## Work required
Your task is to copy every line of the records below that contains "name".

┄┄┄┄┄┄┄┄┄┄┄┄┄┄┄┄┄┄┄┄

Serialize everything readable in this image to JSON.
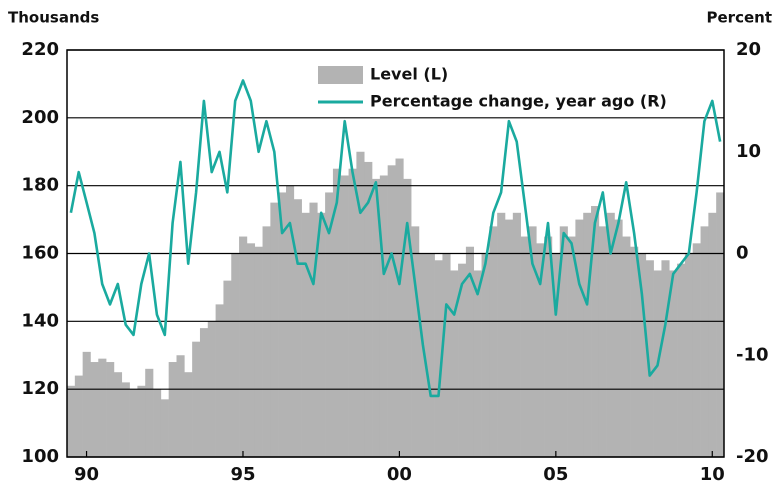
{
  "chart_data": {
    "type": "combo",
    "y_axis_label": "Thousands",
    "y2_axis_label": "Percent",
    "categories": [
      null,
      null,
      "90",
      null,
      null,
      null,
      null,
      null,
      null,
      null,
      null,
      null,
      null,
      null,
      null,
      null,
      null,
      null,
      null,
      null,
      null,
      null,
      "95",
      null,
      null,
      null,
      null,
      null,
      null,
      null,
      null,
      null,
      null,
      null,
      null,
      null,
      null,
      null,
      null,
      null,
      null,
      null,
      "00",
      null,
      null,
      null,
      null,
      null,
      null,
      null,
      null,
      null,
      null,
      null,
      null,
      null,
      null,
      null,
      null,
      null,
      null,
      null,
      "05",
      null,
      null,
      null,
      null,
      null,
      null,
      null,
      null,
      null,
      null,
      null,
      null,
      null,
      null,
      null,
      null,
      null,
      null,
      null,
      "10",
      null
    ],
    "series": [
      {
        "name": "Level (L)",
        "type": "bar",
        "color": "#b3b3b3",
        "values": [
          121,
          124,
          131,
          128,
          129,
          128,
          125,
          122,
          120,
          121,
          126,
          120,
          117,
          128,
          130,
          125,
          134,
          138,
          140,
          145,
          152,
          160,
          165,
          163,
          162,
          168,
          175,
          178,
          180,
          176,
          172,
          175,
          172,
          178,
          185,
          183,
          185,
          190,
          187,
          182,
          183,
          186,
          188,
          182,
          168,
          160,
          160,
          158,
          160,
          155,
          157,
          162,
          155,
          160,
          168,
          172,
          170,
          172,
          165,
          168,
          163,
          165,
          160,
          168,
          165,
          170,
          172,
          174,
          168,
          172,
          170,
          165,
          162,
          160,
          158,
          155,
          158,
          155,
          157,
          160,
          163,
          168,
          172,
          178
        ]
      },
      {
        "name": "Percentage change, year ago (R)",
        "type": "line",
        "axis": "y2",
        "color": "#1aaa9f",
        "values": [
          4,
          8,
          5,
          2,
          -3,
          -5,
          -3,
          -7,
          -8,
          -3,
          0,
          -6,
          -8,
          3,
          9,
          -1,
          6,
          15,
          8,
          10,
          6,
          15,
          17,
          15,
          10,
          13,
          10,
          2,
          3,
          -1,
          -1,
          -3,
          4,
          2,
          5,
          13,
          8,
          4,
          5,
          7,
          -2,
          0,
          -3,
          3,
          -3,
          -9,
          -14,
          -14,
          -5,
          -6,
          -3,
          -2,
          -4,
          -1,
          4,
          6,
          13,
          11,
          5,
          -1,
          -3,
          3,
          -6,
          2,
          1,
          -3,
          -5,
          3,
          6,
          0,
          3,
          7,
          2,
          -4,
          -12,
          -11,
          -7,
          -2,
          -1,
          0,
          6,
          13,
          15,
          11
        ]
      }
    ],
    "ylim": [
      100,
      220
    ],
    "yticks": [
      100,
      120,
      140,
      160,
      180,
      200,
      220
    ],
    "y2lim": [
      -20,
      20
    ],
    "y2ticks": [
      -20,
      -10,
      0,
      10,
      20
    ],
    "grid": true,
    "legend": "top"
  }
}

┄┄┄┄┄┄┄┄┄┄┄┄┄┄┄┄┄┄┄┄

## Result
        "name": "Level (L)",
        "name": "Percentage change, year ago (R)",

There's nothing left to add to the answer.